** Start **

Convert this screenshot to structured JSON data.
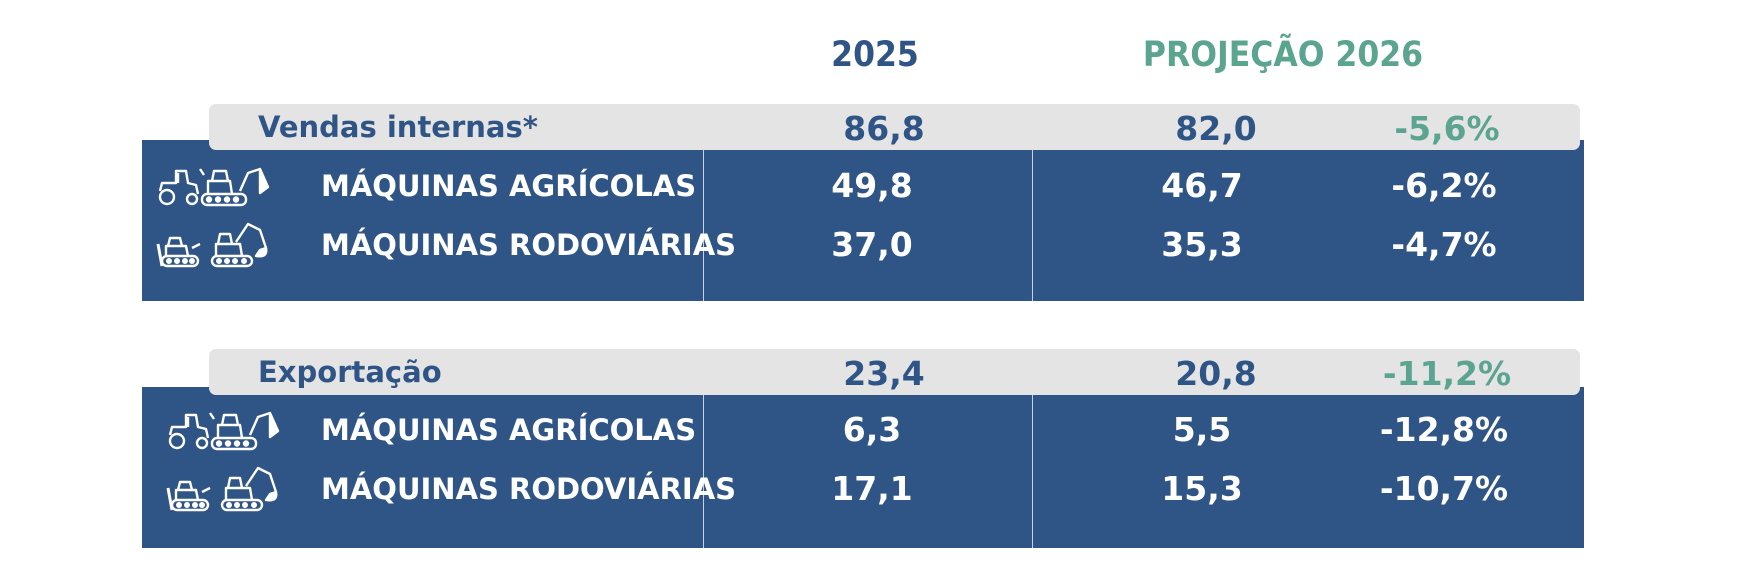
{
  "header": {
    "col_2025": "2025",
    "col_2026": "PROJEÇÃO 2026"
  },
  "colors": {
    "navy": "#2f5486",
    "green": "#5ba48f",
    "bar_grey": "#e4e4e4"
  },
  "chart_data": {
    "type": "table",
    "columns": [
      "2025",
      "PROJEÇÃO 2026",
      ""
    ],
    "sections": [
      {
        "label": "Vendas internas*",
        "v2025": "86,8",
        "v2026": "82,0",
        "change": "-5,6%",
        "rows": [
          {
            "label": "MÁQUINAS AGRÍCOLAS",
            "icons": [
              "tractor-icon",
              "backhoe-loader-icon"
            ],
            "v2025": "49,8",
            "v2026": "46,7",
            "change": "-6,2%"
          },
          {
            "label": "MÁQUINAS RODOVIÁRIAS",
            "icons": [
              "bulldozer-icon",
              "excavator-icon"
            ],
            "v2025": "37,0",
            "v2026": "35,3",
            "change": "-4,7%"
          }
        ]
      },
      {
        "label": "Exportação",
        "v2025": "23,4",
        "v2026": "20,8",
        "change": "-11,2%",
        "rows": [
          {
            "label": "MÁQUINAS AGRÍCOLAS",
            "icons": [
              "tractor-icon",
              "backhoe-loader-icon"
            ],
            "v2025": "6,3",
            "v2026": "5,5",
            "change": "-12,8%"
          },
          {
            "label": "MÁQUINAS RODOVIÁRIAS",
            "icons": [
              "bulldozer-icon",
              "excavator-icon"
            ],
            "v2025": "17,1",
            "v2026": "15,3",
            "change": "-10,7%"
          }
        ]
      }
    ]
  }
}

** End **

■ WRITTEN PROBLEM
Transcribe all entries above exactly. Drop the pictures.

■ ANSWER FOR THIS EXERCISE
Convert this screenshot to structured JSON data.
{
  "header": {
    "col_2025": "2025",
    "col_2026": "PROJEÇÃO 2026"
  },
  "colors": {
    "navy": "#2f5486",
    "green": "#5ba48f",
    "bar_grey": "#e4e4e4"
  },
  "chart_data": {
    "type": "table",
    "columns": [
      "2025",
      "PROJEÇÃO 2026",
      ""
    ],
    "sections": [
      {
        "label": "Vendas internas*",
        "v2025": "86,8",
        "v2026": "82,0",
        "change": "-5,6%",
        "rows": [
          {
            "label": "MÁQUINAS AGRÍCOLAS",
            "icons": [
              "tractor-icon",
              "backhoe-loader-icon"
            ],
            "v2025": "49,8",
            "v2026": "46,7",
            "change": "-6,2%"
          },
          {
            "label": "MÁQUINAS RODOVIÁRIAS",
            "icons": [
              "bulldozer-icon",
              "excavator-icon"
            ],
            "v2025": "37,0",
            "v2026": "35,3",
            "change": "-4,7%"
          }
        ]
      },
      {
        "label": "Exportação",
        "v2025": "23,4",
        "v2026": "20,8",
        "change": "-11,2%",
        "rows": [
          {
            "label": "MÁQUINAS AGRÍCOLAS",
            "icons": [
              "tractor-icon",
              "backhoe-loader-icon"
            ],
            "v2025": "6,3",
            "v2026": "5,5",
            "change": "-12,8%"
          },
          {
            "label": "MÁQUINAS RODOVIÁRIAS",
            "icons": [
              "bulldozer-icon",
              "excavator-icon"
            ],
            "v2025": "17,1",
            "v2026": "15,3",
            "change": "-10,7%"
          }
        ]
      }
    ]
  }
}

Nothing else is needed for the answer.